▶ SET EXERCISE:
Going through the material below, please gather all lines with the word "positive" in them.

begin SUPPLIED DATA

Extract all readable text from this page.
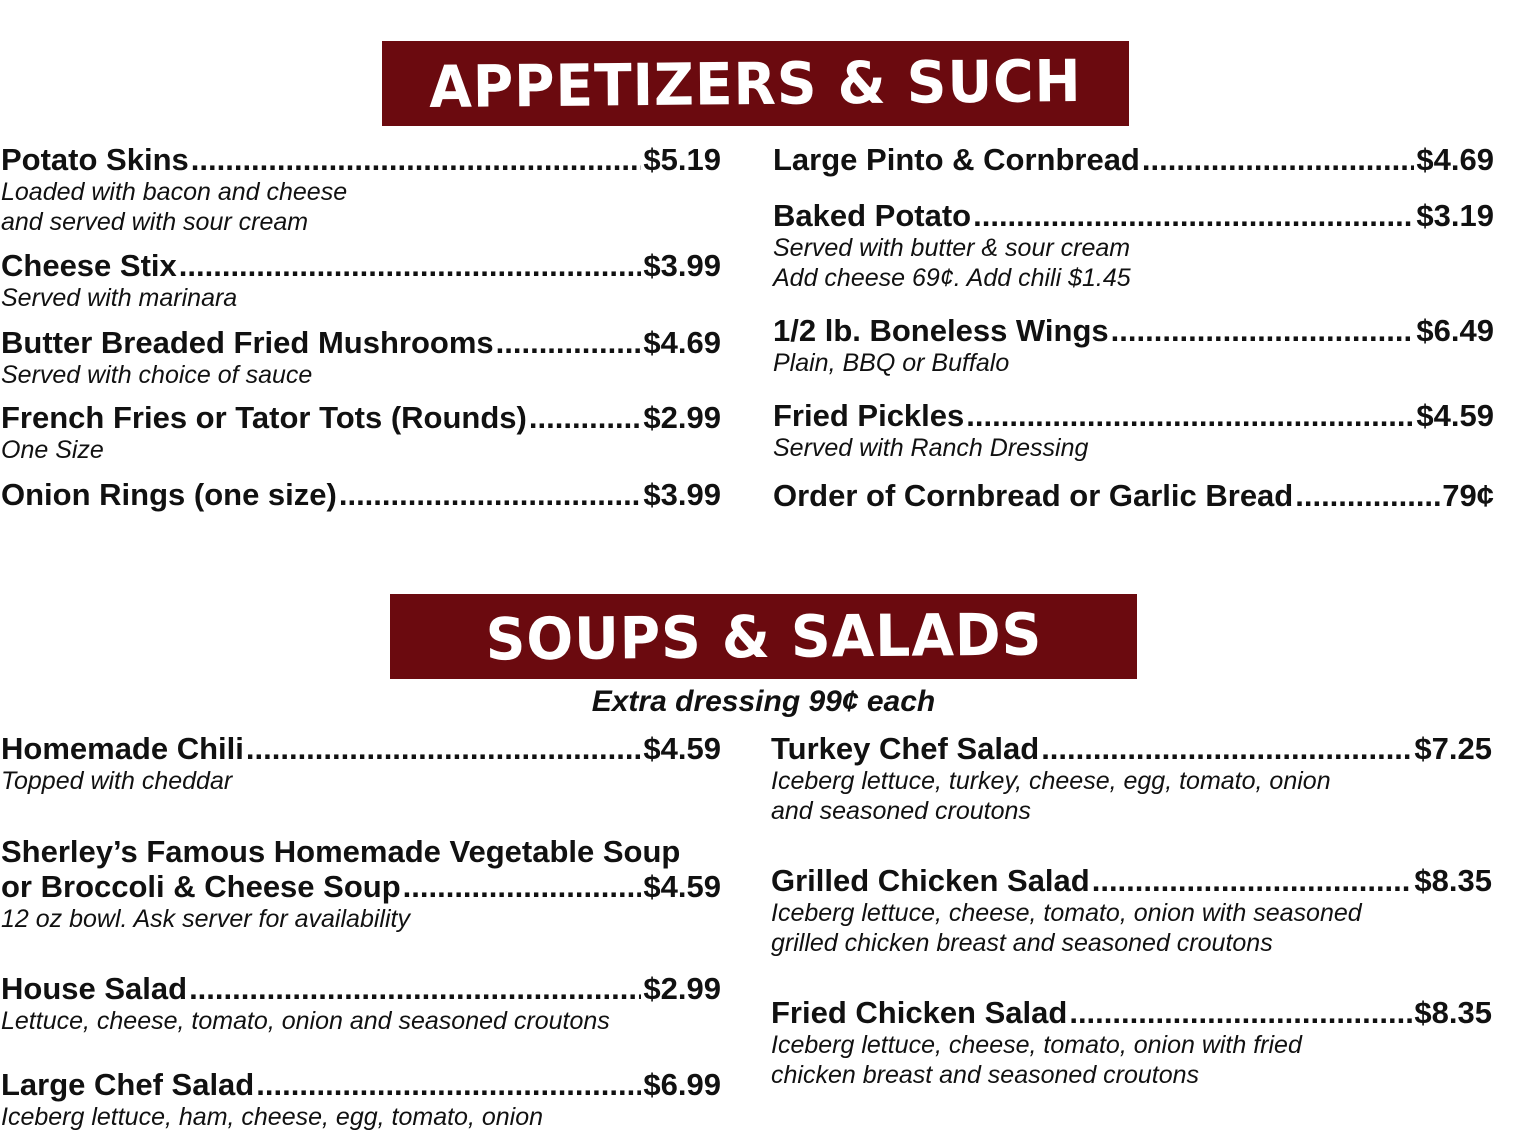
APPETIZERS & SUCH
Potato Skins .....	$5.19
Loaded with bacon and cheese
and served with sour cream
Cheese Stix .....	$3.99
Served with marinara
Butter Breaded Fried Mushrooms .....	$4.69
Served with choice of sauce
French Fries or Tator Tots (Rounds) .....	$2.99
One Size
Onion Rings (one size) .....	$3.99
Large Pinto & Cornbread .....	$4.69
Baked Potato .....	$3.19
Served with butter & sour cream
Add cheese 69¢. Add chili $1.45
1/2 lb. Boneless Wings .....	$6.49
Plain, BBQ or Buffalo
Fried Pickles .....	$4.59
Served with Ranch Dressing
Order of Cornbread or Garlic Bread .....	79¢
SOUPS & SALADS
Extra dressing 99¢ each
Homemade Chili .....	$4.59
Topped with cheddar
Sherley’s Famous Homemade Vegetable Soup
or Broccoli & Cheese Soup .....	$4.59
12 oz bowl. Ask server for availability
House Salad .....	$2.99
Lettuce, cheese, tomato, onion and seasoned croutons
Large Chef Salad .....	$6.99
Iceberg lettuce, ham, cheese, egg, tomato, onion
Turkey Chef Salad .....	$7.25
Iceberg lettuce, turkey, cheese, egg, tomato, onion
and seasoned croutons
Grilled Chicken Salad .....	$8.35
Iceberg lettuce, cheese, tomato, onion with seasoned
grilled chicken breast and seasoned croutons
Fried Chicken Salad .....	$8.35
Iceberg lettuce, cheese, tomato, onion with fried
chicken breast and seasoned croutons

end SUPPLIED DATA
begin SUPPLIED DATA

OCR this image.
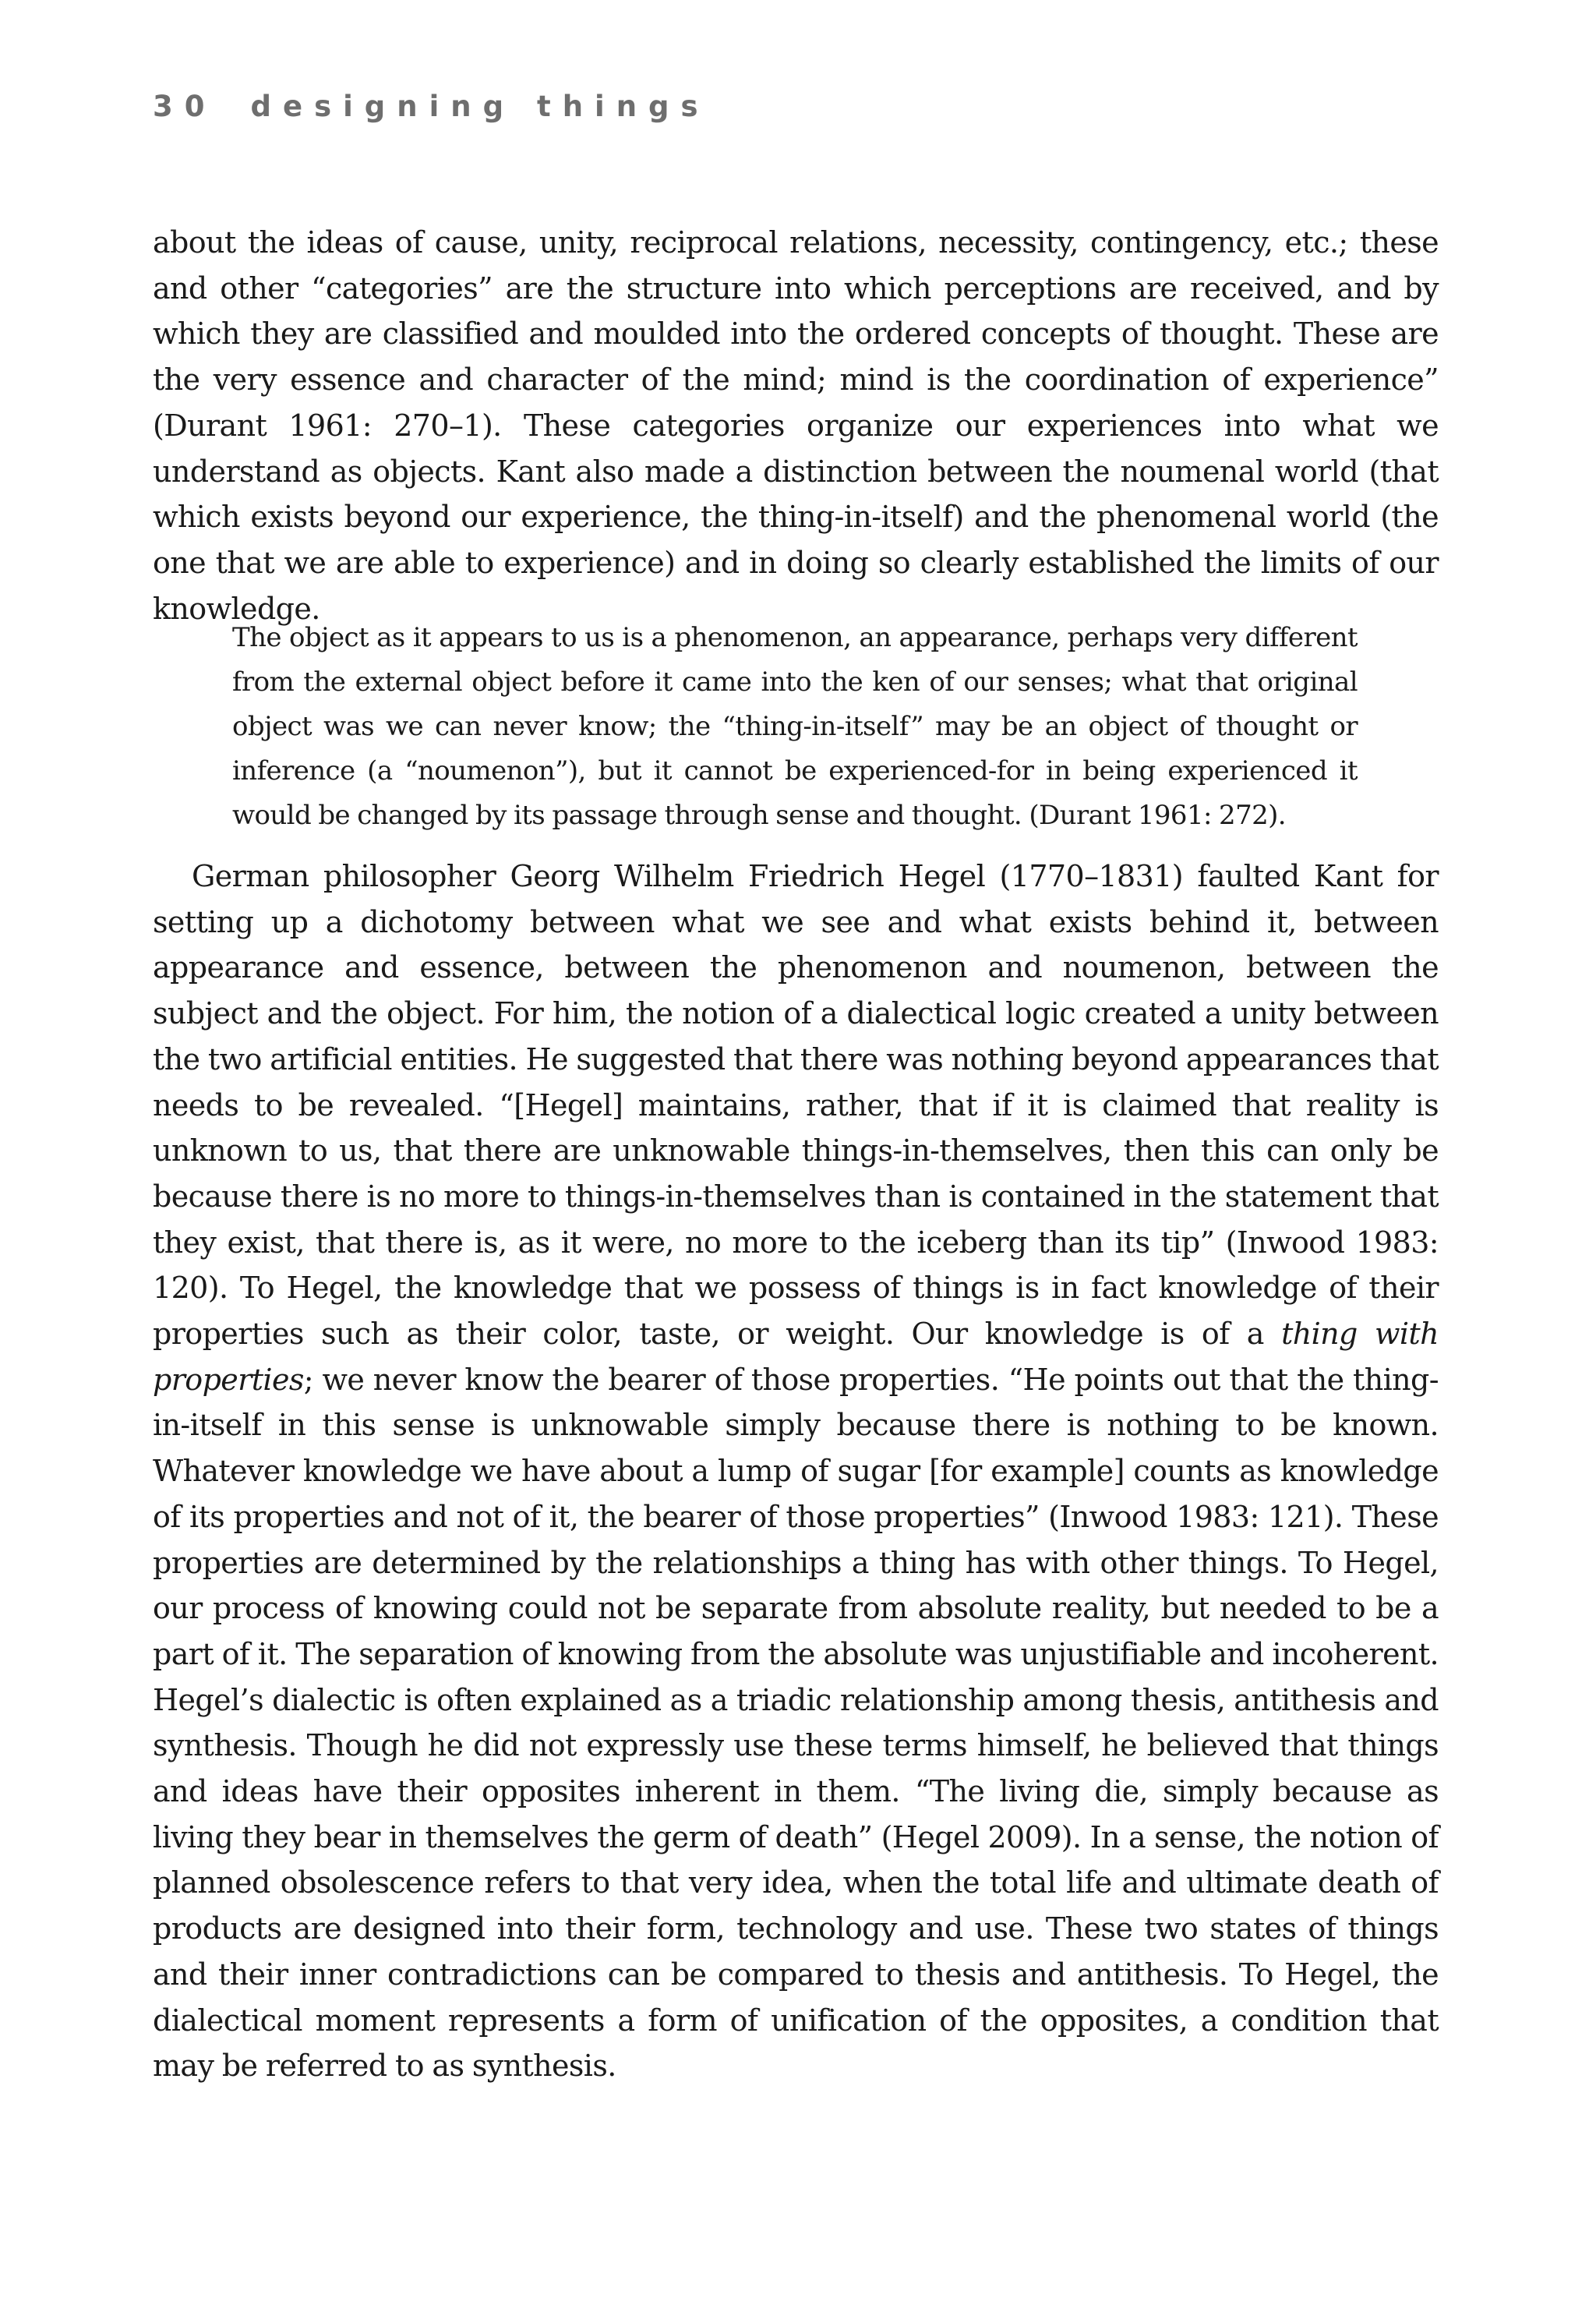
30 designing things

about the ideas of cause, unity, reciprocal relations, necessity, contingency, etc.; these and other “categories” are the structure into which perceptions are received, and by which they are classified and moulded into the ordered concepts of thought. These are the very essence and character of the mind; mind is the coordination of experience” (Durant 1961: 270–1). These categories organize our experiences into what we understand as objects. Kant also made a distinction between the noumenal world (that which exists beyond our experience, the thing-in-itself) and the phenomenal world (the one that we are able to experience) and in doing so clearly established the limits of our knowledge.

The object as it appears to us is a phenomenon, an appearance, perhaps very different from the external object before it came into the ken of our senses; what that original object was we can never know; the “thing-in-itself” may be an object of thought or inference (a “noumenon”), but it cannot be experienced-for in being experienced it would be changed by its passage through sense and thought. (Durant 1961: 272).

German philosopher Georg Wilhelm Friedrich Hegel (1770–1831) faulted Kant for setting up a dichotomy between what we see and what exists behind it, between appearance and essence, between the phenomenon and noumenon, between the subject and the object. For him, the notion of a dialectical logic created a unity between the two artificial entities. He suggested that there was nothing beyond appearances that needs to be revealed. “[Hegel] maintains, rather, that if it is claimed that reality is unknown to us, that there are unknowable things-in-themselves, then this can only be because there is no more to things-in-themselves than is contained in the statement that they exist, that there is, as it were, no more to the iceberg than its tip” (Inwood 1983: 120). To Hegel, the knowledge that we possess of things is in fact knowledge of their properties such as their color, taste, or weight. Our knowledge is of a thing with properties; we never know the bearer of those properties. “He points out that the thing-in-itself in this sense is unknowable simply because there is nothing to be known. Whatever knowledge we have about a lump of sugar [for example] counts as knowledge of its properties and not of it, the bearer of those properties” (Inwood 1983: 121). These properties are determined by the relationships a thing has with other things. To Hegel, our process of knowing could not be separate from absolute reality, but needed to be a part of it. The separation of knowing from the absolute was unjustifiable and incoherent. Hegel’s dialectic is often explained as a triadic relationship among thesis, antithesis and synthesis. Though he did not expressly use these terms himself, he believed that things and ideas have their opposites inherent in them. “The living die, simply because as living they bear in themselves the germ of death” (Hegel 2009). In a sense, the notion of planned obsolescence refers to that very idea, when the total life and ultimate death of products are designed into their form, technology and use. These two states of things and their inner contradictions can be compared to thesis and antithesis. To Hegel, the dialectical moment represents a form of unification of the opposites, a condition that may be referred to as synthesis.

end SUPPLIED DATA
begin SUPPLIED DATA

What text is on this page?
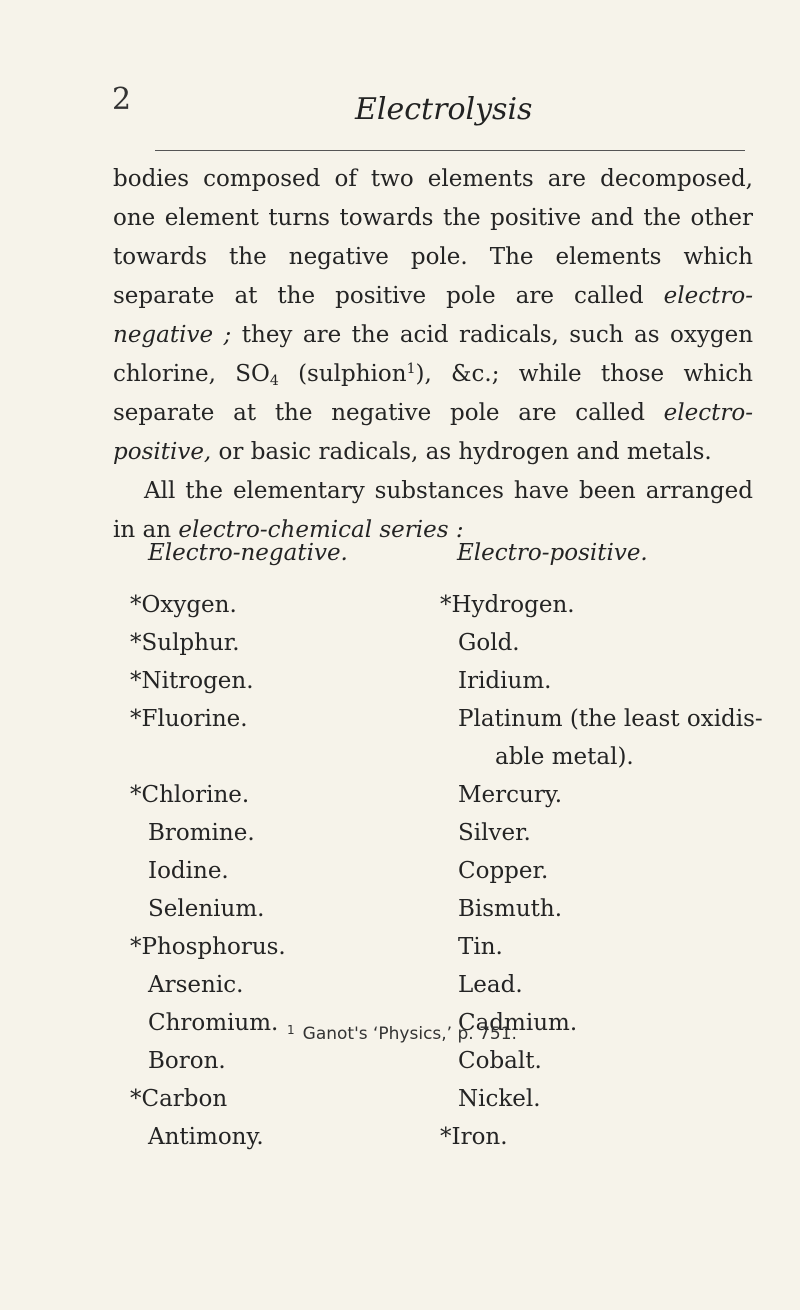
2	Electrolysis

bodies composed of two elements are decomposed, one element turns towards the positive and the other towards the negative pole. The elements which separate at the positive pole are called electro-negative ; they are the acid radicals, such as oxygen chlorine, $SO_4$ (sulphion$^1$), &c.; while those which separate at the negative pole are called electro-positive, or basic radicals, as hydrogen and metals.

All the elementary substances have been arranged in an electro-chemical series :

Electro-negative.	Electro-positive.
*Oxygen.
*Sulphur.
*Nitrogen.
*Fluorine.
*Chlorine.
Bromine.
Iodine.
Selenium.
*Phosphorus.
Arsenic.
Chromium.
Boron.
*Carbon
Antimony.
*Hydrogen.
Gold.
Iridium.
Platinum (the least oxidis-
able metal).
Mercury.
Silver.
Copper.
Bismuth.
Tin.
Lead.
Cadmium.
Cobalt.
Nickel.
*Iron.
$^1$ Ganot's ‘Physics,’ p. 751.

end SUPPLIED DATA

▶ RESULT:
bodies composed of two elements are decomposed, one element turns towards the positive and the other towards the negative pole. The elements which separate at the positive pole are called electro-negative ; they are the acid radicals, such as oxygen chlorine, $SO_4$ (sulphion$^1$), &c.; while those which separate at the negative pole are called electro-positive, or basic radicals, as hydrogen and metals.
Electro-negative.	Electro-positive.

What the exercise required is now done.